Entries with figure data ▸
▬▬▬▬▬▬▬▬▬▬

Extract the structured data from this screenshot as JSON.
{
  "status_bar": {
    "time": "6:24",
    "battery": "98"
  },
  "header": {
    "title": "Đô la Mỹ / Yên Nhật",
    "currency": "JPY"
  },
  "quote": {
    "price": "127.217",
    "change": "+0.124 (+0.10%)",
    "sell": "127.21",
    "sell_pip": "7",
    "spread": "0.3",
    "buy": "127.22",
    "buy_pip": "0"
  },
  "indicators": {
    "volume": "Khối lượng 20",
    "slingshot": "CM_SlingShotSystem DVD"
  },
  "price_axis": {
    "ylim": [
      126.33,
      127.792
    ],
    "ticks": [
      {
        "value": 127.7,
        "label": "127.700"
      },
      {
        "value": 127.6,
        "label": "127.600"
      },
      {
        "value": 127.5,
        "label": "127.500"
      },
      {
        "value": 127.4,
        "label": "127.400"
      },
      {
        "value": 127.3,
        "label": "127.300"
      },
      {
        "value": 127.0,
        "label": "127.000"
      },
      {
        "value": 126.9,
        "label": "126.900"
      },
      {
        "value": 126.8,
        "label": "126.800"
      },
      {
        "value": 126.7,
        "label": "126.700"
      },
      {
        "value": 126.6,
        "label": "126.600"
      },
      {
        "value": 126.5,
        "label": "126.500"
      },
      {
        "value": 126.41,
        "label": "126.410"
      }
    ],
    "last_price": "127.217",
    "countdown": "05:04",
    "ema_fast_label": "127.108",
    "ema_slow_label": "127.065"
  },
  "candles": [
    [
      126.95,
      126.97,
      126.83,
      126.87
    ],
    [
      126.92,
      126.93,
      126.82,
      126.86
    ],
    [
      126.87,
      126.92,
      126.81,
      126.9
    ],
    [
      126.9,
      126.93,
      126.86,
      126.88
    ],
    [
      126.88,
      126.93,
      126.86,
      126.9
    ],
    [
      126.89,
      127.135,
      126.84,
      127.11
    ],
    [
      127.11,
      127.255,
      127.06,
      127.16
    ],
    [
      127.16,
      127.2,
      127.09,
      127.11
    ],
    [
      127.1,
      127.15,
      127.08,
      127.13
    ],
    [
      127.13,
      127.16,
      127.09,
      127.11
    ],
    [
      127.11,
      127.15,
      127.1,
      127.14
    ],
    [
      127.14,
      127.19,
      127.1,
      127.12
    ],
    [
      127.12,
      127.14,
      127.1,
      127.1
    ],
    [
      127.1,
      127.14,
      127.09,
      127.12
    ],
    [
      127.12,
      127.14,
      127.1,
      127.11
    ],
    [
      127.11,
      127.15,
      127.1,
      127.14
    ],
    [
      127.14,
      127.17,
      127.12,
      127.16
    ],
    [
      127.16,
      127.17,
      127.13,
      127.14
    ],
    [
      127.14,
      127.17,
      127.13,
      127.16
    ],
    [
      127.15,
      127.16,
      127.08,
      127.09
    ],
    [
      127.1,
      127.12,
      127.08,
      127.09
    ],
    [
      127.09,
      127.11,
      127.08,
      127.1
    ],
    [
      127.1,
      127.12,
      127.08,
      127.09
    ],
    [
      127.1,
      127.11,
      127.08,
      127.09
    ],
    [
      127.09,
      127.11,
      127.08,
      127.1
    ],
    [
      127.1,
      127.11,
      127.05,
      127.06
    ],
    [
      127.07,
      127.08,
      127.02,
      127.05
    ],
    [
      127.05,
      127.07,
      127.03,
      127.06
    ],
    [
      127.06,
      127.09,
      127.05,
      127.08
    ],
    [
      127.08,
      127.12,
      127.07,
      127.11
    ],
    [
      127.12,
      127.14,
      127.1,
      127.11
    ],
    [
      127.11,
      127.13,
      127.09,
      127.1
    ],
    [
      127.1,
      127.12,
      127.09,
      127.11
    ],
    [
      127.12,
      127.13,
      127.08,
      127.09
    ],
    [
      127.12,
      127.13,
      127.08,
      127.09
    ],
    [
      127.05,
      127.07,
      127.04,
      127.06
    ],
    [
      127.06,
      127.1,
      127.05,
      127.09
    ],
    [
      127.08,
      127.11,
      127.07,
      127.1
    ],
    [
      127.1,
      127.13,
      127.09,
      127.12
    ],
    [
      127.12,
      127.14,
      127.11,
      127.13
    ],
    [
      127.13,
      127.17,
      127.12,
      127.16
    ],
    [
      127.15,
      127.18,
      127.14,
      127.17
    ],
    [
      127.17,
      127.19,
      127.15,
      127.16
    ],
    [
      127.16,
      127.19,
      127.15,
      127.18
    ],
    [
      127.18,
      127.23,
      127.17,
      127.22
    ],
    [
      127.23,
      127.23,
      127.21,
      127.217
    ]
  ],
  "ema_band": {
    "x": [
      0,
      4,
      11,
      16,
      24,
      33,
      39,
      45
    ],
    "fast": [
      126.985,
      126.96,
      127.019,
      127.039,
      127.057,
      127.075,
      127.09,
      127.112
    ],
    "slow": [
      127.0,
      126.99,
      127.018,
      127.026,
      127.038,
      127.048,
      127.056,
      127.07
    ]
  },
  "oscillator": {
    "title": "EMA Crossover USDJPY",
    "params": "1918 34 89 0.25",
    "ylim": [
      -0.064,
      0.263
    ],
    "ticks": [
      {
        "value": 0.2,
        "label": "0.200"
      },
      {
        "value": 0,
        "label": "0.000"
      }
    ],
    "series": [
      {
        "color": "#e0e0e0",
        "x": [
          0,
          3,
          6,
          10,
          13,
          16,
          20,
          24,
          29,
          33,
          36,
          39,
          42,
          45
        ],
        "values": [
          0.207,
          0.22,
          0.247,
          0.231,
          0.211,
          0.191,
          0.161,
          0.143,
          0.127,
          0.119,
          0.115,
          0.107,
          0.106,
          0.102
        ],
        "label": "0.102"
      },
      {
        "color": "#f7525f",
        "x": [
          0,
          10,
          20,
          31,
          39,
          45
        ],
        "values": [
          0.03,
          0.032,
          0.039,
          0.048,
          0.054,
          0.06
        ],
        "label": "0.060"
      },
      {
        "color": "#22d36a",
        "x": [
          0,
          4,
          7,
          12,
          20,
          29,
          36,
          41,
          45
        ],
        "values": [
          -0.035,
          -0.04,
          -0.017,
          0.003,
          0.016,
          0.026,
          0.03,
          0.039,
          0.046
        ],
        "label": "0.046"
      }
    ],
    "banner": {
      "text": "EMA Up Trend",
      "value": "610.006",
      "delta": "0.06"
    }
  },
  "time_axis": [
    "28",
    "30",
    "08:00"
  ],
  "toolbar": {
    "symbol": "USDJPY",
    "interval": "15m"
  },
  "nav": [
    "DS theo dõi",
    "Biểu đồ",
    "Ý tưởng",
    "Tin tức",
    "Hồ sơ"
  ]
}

▬▬▬▬▬▬▬▬▬▬

Where a line of the entries contains the word "title", copy that line.

    "title": "Đô la Mỹ / Yên Nhật",
    "title": "EMA Crossover USDJPY",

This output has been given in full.